* [What to produce]: For each line below that contains the string "xlabel", copy that line.
---------- Task material
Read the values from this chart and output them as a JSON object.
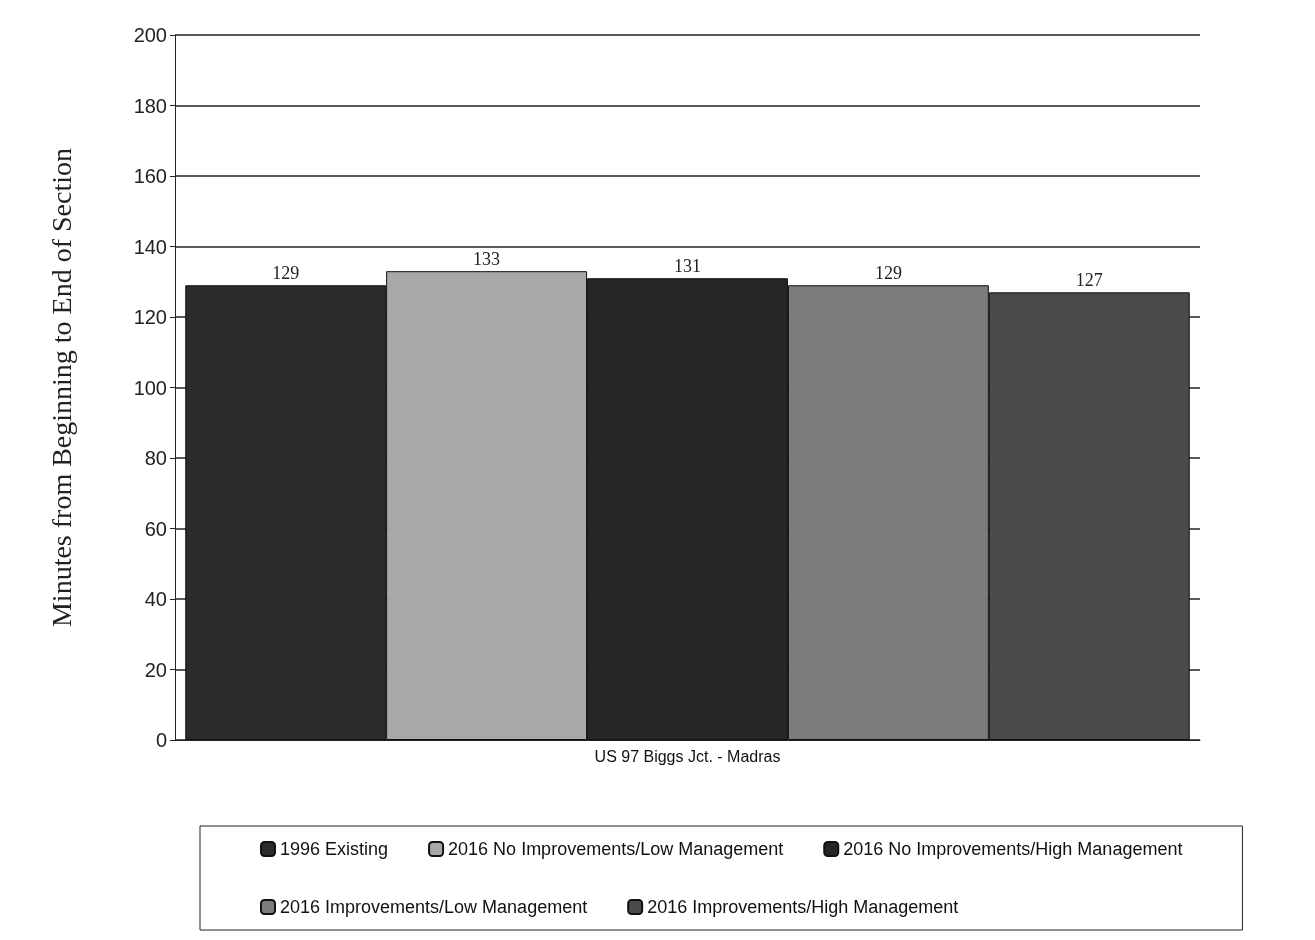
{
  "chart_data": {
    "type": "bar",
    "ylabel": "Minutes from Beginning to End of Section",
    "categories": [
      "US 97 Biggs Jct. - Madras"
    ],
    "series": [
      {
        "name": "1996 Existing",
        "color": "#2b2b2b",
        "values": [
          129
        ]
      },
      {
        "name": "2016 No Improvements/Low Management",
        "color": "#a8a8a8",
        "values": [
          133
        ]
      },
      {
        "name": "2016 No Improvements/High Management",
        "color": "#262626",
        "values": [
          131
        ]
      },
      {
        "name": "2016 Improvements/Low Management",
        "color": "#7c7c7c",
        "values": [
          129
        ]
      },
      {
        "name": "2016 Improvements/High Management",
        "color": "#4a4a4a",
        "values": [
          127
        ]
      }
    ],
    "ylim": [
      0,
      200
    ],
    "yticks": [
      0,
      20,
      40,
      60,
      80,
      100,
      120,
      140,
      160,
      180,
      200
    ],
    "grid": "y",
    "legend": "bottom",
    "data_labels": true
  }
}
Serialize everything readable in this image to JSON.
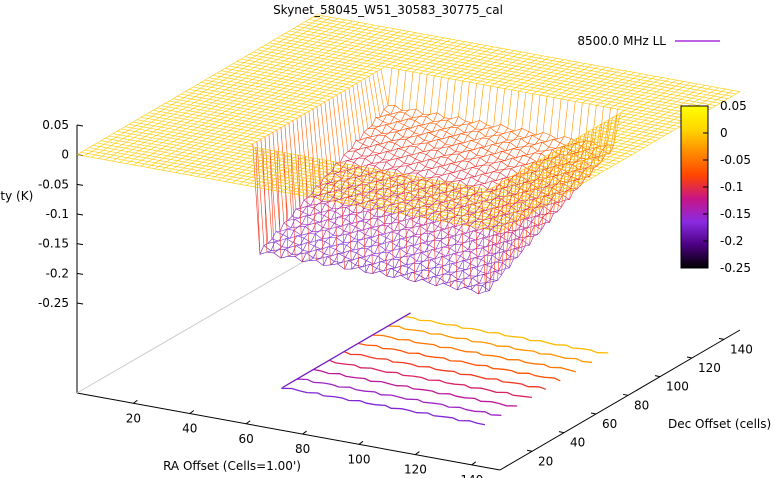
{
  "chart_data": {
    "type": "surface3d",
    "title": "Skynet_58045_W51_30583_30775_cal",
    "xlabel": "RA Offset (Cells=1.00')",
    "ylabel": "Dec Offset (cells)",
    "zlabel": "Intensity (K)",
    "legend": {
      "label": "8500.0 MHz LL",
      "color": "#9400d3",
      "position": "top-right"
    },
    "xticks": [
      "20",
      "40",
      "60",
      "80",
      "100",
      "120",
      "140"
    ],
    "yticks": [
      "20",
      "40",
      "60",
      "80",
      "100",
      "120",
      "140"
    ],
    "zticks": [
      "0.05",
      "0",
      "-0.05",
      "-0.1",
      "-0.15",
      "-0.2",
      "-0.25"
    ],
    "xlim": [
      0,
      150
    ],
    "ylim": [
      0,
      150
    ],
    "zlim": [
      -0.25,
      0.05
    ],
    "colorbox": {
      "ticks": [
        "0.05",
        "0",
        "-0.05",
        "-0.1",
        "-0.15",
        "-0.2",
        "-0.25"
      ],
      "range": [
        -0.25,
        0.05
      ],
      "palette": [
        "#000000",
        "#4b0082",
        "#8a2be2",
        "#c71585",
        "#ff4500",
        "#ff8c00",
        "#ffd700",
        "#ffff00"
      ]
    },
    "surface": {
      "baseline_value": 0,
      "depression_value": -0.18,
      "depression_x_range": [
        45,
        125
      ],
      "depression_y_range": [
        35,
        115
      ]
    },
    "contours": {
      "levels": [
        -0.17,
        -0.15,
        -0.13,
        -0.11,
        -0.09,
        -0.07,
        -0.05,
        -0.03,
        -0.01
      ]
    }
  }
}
--------------------
---------- Task material
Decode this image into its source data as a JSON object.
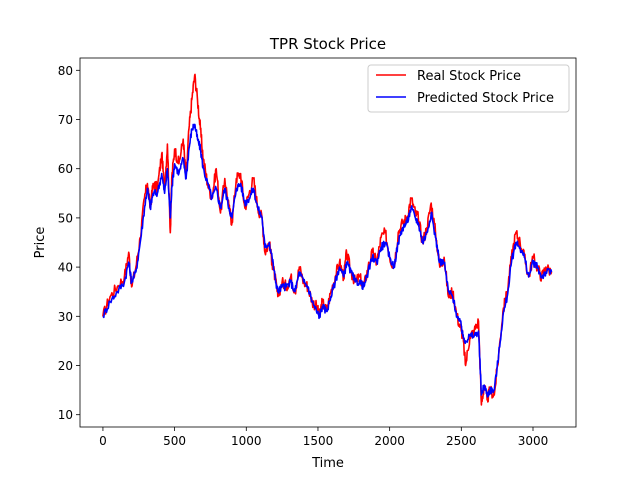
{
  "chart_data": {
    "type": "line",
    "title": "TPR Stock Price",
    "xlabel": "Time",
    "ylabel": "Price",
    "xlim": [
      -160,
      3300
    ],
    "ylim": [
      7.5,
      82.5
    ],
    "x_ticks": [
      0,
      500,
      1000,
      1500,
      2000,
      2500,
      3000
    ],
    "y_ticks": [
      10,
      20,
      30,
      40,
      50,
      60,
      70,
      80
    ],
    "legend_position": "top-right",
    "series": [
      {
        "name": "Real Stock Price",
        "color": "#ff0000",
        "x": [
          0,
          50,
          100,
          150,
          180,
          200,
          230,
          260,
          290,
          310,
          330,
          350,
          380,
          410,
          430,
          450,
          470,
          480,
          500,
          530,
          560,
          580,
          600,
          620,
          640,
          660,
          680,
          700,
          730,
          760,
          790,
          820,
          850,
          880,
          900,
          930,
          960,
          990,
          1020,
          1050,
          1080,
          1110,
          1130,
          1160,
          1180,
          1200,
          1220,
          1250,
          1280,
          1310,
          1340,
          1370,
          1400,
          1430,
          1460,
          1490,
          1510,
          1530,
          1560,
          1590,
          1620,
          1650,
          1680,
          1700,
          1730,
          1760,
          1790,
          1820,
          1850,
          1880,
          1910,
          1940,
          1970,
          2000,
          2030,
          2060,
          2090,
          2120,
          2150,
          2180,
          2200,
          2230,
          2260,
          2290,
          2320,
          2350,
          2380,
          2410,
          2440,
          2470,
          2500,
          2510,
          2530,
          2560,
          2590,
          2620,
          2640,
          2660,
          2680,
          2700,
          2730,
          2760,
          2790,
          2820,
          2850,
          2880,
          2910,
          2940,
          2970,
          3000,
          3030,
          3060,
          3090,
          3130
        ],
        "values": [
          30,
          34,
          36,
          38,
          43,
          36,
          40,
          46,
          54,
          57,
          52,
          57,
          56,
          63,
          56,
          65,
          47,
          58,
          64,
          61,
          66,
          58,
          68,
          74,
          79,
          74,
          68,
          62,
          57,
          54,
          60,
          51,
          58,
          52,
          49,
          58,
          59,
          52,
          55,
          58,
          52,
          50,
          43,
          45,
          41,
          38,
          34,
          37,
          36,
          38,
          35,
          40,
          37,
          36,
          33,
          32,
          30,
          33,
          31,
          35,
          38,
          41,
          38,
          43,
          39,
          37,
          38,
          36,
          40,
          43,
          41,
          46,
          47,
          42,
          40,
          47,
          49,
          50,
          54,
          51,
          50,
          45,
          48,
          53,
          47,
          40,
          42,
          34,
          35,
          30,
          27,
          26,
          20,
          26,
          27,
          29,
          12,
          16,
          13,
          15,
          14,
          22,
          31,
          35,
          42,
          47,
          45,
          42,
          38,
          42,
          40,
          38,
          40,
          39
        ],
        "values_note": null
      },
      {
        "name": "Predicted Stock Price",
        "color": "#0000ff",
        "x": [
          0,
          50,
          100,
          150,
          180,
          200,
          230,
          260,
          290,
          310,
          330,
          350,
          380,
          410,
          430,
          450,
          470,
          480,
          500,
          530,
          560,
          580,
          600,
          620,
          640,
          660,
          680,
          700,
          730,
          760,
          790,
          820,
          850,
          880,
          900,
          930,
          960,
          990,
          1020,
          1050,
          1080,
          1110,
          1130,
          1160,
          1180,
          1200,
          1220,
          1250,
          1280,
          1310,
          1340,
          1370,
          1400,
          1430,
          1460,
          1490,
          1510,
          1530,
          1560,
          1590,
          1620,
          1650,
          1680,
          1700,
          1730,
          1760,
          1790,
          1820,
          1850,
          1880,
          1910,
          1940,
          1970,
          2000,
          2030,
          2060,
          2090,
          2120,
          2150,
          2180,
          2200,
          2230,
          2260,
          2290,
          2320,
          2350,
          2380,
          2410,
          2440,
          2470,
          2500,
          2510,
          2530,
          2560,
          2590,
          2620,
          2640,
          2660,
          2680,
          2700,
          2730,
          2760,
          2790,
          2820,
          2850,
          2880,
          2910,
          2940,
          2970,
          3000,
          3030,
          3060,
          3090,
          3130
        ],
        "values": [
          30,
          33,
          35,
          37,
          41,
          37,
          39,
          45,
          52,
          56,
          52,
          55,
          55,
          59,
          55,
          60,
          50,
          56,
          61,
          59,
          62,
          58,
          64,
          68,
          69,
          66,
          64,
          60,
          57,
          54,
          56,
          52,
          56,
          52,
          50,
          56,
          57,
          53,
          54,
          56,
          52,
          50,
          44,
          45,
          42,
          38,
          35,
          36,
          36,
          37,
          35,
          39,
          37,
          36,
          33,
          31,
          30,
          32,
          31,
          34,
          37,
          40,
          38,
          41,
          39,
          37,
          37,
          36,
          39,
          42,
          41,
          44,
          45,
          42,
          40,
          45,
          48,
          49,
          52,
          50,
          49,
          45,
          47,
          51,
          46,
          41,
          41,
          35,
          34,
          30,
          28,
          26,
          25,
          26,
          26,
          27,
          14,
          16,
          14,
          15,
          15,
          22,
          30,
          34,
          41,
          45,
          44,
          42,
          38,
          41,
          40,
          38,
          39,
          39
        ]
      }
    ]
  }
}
--------------------
* [Reply]:
    "xlabel": "RA Offset (Cells=1.00')",
    "xlabel": "Time",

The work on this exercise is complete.